Your task is to transcribe all of the data below exactly, omitting the images.

* Start MATERIAL TO PROCESS *

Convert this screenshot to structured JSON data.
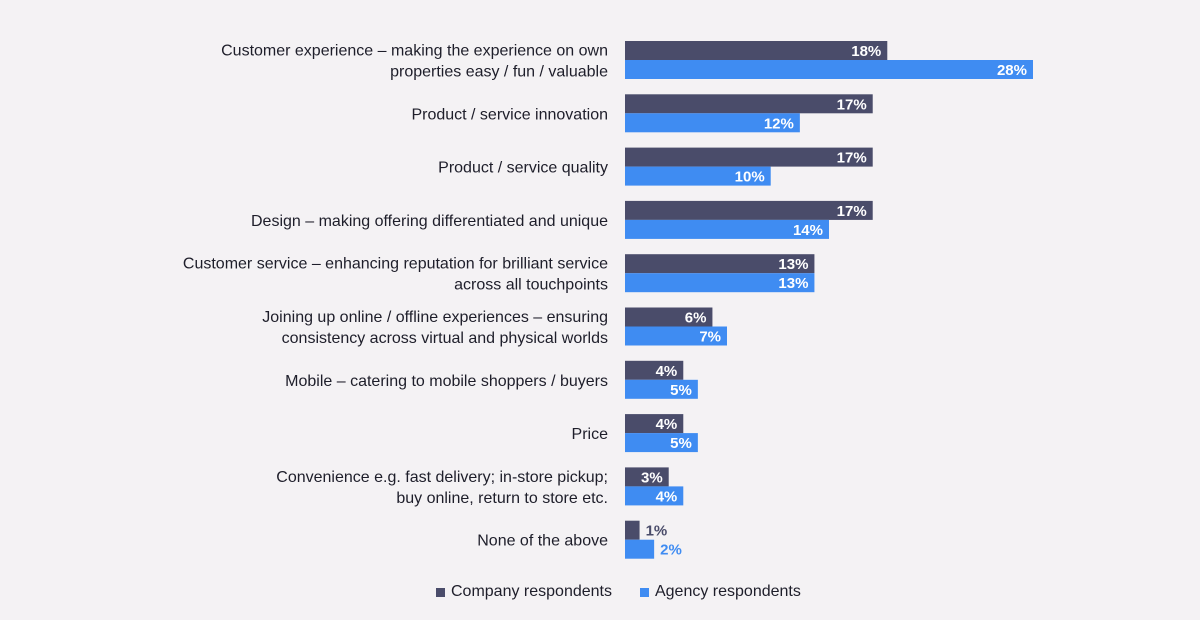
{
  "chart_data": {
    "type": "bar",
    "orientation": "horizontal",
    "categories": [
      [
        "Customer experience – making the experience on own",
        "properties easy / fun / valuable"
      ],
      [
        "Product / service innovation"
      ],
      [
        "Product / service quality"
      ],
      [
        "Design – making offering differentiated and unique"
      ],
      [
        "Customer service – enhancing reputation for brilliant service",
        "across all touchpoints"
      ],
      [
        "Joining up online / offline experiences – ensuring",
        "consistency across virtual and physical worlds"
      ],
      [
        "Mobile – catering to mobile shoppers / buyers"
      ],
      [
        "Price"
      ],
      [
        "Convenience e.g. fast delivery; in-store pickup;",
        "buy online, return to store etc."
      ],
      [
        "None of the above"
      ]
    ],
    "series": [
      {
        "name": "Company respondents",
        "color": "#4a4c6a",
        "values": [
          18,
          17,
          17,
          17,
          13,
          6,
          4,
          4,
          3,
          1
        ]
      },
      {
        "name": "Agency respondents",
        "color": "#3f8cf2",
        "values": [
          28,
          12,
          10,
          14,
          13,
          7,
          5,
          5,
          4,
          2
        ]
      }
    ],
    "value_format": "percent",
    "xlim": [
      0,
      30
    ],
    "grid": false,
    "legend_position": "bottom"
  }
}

* End MATERIAL TO PROCESS *

▶ RESULT OF THE EXERCISE
Convert this screenshot to structured JSON data.
{
  "chart_data": {
    "type": "bar",
    "orientation": "horizontal",
    "categories": [
      [
        "Customer experience – making the experience on own",
        "properties easy / fun / valuable"
      ],
      [
        "Product / service innovation"
      ],
      [
        "Product / service quality"
      ],
      [
        "Design – making offering differentiated and unique"
      ],
      [
        "Customer service – enhancing reputation for brilliant service",
        "across all touchpoints"
      ],
      [
        "Joining up online / offline experiences – ensuring",
        "consistency across virtual and physical worlds"
      ],
      [
        "Mobile – catering to mobile shoppers / buyers"
      ],
      [
        "Price"
      ],
      [
        "Convenience e.g. fast delivery; in-store pickup;",
        "buy online, return to store etc."
      ],
      [
        "None of the above"
      ]
    ],
    "series": [
      {
        "name": "Company respondents",
        "color": "#4a4c6a",
        "values": [
          18,
          17,
          17,
          17,
          13,
          6,
          4,
          4,
          3,
          1
        ]
      },
      {
        "name": "Agency respondents",
        "color": "#3f8cf2",
        "values": [
          28,
          12,
          10,
          14,
          13,
          7,
          5,
          5,
          4,
          2
        ]
      }
    ],
    "value_format": "percent",
    "xlim": [
      0,
      30
    ],
    "grid": false,
    "legend_position": "bottom"
  }
}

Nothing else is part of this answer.